> **PAGE EXTRACT**:
§ §
No.45,1988: The Fenland Project No.3: Norfolk Survey, Marshland and the Nar Valley, by R.J.Silvester
208pp, 124figs, 13pls, microfiche. OUT OF PRINT


No.52, 1991: The Fenland Project No.4: Norfolk Survey, Wissey Embayment and Fen Causeway, by R.J. Silvester
ISBN 0 905594 04 5; 178pp, 75figs, 12pls, microfiche. £28.95£14.90

The second Norfolk volume covers a substantial tract of peat fen defined by three rivers, and incorporates the only island of any size in the Norfolk Fens. The rapid shrinkage of peat on the upland edge has revealed a densely-occupied zone that was settled from the Mesolithic through to the Bronze Age. Human settlement is viewed against changing environmental conditions as the Embayment became waterlogged and the fen edge was deserted in historic times. Investigation of the Roman road known as the Fen Causeway revealed a canal, and the associated salt-making and peat cutting economy.


No.55,1992: The Fenland Project No.5: Lincolnshire Survey, The South-West Fens, by P.P. Hayes and T.W. Lane
ISBN 0 948639 07 5; 279pp, 150figs, 9pls, microfiche. OUT OF PRINT


No.56, 1992: The Fenland Project No.6: The South-Western Cambridgeshire Fens, by David Hall
ISBN 0 9519544 0 7; 126pp, 60figs, 9pls, microfiche. £23.75£12.00

The western part of Cambridgeshire has a varied range of fen types, from deep peat through marine deposits to the coarse silt fen at the north of Manea. There is a scarp of 37m on the western edge and low islands to the east; between them runs the main pre-Flandrian channel of the River Ouse. This took most of the upland water until the post-Roman period. Freshwater lakes were notable in the Middle Ages, Whittlesey Mere being the largest inland lake in England after Windermere.


No.61, 1993: The Fenland Project No.7: Excavations in Peterborough and the Lower Welland Valley 1960–69, by W.G. Simpson, D. Gurney, J. Neve and F. Pryor
ISBN 0 9520616 1 9; 166pp, 79figs, 35pls, microfiche. £18.50£11.00

This volume brings together reports on four excavations in the Welland Valley resulting from the Royal Commission's assessment of gravel cropmark sites in 1960. They are: a late Neolithic settlement at Barholm, and a double pit-alignment at Tallington (Lincs); a pit-alignment and an Iron Age enclosure at Maxey (Cambs); and Romano-British aisled buildings at Barnack (Cambs). A Neolithic rectangular ditched enclosure and Bronze Age settlement remains at Fengate, Peterborough, are also reported. The information from this group of sites has added considerably to our understanding of prehistoric and Roman land use and boundaries in the Welland Valley region.
§ §
> **DESCRIPTION OF THE TASK**:
Extend the list of Fenland Project volumes, picking up after its last sentence.

> **RECORDED DATA**:
§ §
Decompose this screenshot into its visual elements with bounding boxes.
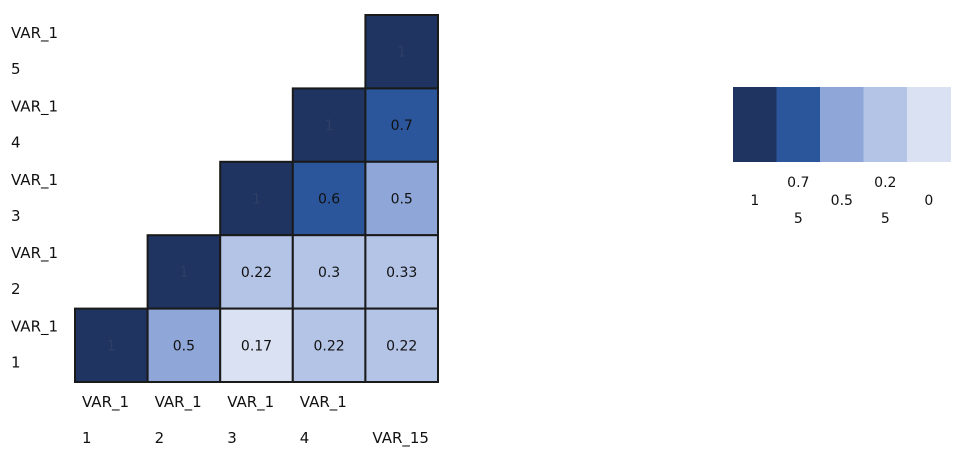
§ §
> **EXERCISE OUTPUT**:
No.66, 1993: The Fenland Project No.8: Lincolnshire Surey, the Northern Fen-edge, by T. Lane
ISBN 0 948639 11 3; 140pp, 93figs, 9pls, microfiche. £18.20£11.00

This second volume of results from the Lincolnshire Fenland survey deals with fieldwork in the northern fens and their margins, a small group of parishes at the southern end of the Witham Valley, and the coastal parish of Wrangle.
    Survey in the north has offered the opportunity to compare and contrast the archaeology and palaeo-environments of the north with those of the western margins of the Lincolnshire Fenland. Differences between the two have been striking, with the focus of settlement shifting from the northern fen edge to the west during the Bronze Age, and the wide expanses of fen in the north serving as a barrier to communication.


No.70, 1994: The Fenland Project No.9: Flandrian Environmental Change in Fenland, by M. Waller
ISBN 0 9519544 1 5; 366pp, 171figs, 9pls. £42.25 £25.00

The results of the Fenland Project's palaeoenvironmental programme are described in this volume. The overall aim of the Project was to place archaeological sites discovered by field survey within their contemporary landscape. To this end, the palaeoenvironmental programme concentrated on the recent (Flandrian) deposits of Fenland.
    The volume is divided into two parts. Part I includes discussions of previous studies and methodology, models of depositional environments and a synthesis of information on vegetational history. Part II contains details of the stratigraphic information collected from over forty sites in Fenland, and concludes with a sedimentary history of the region in which aspects of archaeological interest are highlighted, along with the remaining gaps and uncertainties in our knowledge.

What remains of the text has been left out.